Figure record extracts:
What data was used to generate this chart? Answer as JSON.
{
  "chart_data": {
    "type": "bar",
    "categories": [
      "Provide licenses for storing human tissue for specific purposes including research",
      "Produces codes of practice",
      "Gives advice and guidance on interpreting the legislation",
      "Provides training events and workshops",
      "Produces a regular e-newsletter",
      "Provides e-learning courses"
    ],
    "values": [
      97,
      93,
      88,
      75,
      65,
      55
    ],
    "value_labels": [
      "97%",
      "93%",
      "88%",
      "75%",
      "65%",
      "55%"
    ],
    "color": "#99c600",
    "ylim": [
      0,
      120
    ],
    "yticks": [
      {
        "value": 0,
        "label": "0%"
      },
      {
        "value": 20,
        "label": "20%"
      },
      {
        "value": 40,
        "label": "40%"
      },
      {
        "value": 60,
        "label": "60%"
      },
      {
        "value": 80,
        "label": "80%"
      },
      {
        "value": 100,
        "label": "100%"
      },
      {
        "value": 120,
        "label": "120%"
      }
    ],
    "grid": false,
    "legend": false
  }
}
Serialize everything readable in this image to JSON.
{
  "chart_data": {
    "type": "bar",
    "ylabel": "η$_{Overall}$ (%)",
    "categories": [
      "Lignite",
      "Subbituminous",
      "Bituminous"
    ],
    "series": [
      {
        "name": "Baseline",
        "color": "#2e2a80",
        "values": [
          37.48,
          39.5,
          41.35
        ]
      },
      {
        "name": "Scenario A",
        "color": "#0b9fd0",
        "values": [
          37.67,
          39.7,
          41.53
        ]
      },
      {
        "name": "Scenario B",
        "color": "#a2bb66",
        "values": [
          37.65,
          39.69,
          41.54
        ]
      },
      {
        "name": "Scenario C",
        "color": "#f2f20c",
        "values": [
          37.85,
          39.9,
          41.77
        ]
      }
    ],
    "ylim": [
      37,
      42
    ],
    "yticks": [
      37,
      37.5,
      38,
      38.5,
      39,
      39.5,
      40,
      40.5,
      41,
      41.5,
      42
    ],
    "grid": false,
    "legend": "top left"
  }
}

DO THIS >>
Faithfully reproduce all of the records, character for character.

EXERCISE OUTPUT >>
What data was used to generate this chart? Answer as JSON.
{
  "chart_data": {
    "type": "bar",
    "categories": [
      "Provide licenses for storing human tissue for specific purposes including research",
      "Produces codes of practice",
      "Gives advice and guidance on interpreting the legislation",
      "Provides training events and workshops",
      "Produces a regular e-newsletter",
      "Provides e-learning courses"
    ],
    "values": [
      97,
      93,
      88,
      75,
      65,
      55
    ],
    "value_labels": [
      "97%",
      "93%",
      "88%",
      "75%",
      "65%",
      "55%"
    ],
    "color": "#99c600",
    "ylim": [
      0,
      120
    ],
    "yticks": [
      {
        "value": 0,
        "label": "0%"
      },
      {
        "value": 20,
        "label": "20%"
      },
      {
        "value": 40,
        "label": "40%"
      },
      {
        "value": 60,
        "label": "60%"
      },
      {
        "value": 80,
        "label": "80%"
      },
      {
        "value": 100,
        "label": "100%"
      },
      {
        "value": 120,
        "label": "120%"
      }
    ],
    "grid": false,
    "legend": false
  }
}
Serialize everything readable in this image to JSON.
{
  "chart_data": {
    "type": "bar",
    "ylabel": "η$_{Overall}$ (%)",
    "categories": [
      "Lignite",
      "Subbituminous",
      "Bituminous"
    ],
    "series": [
      {
        "name": "Baseline",
        "color": "#2e2a80",
        "values": [
          37.48,
          39.5,
          41.35
        ]
      },
      {
        "name": "Scenario A",
        "color": "#0b9fd0",
        "values": [
          37.67,
          39.7,
          41.53
        ]
      },
      {
        "name": "Scenario B",
        "color": "#a2bb66",
        "values": [
          37.65,
          39.69,
          41.54
        ]
      },
      {
        "name": "Scenario C",
        "color": "#f2f20c",
        "values": [
          37.85,
          39.9,
          41.77
        ]
      }
    ],
    "ylim": [
      37,
      42
    ],
    "yticks": [
      37,
      37.5,
      38,
      38.5,
      39,
      39.5,
      40,
      40.5,
      41,
      41.5,
      42
    ],
    "grid": false,
    "legend": "top left"
  }
}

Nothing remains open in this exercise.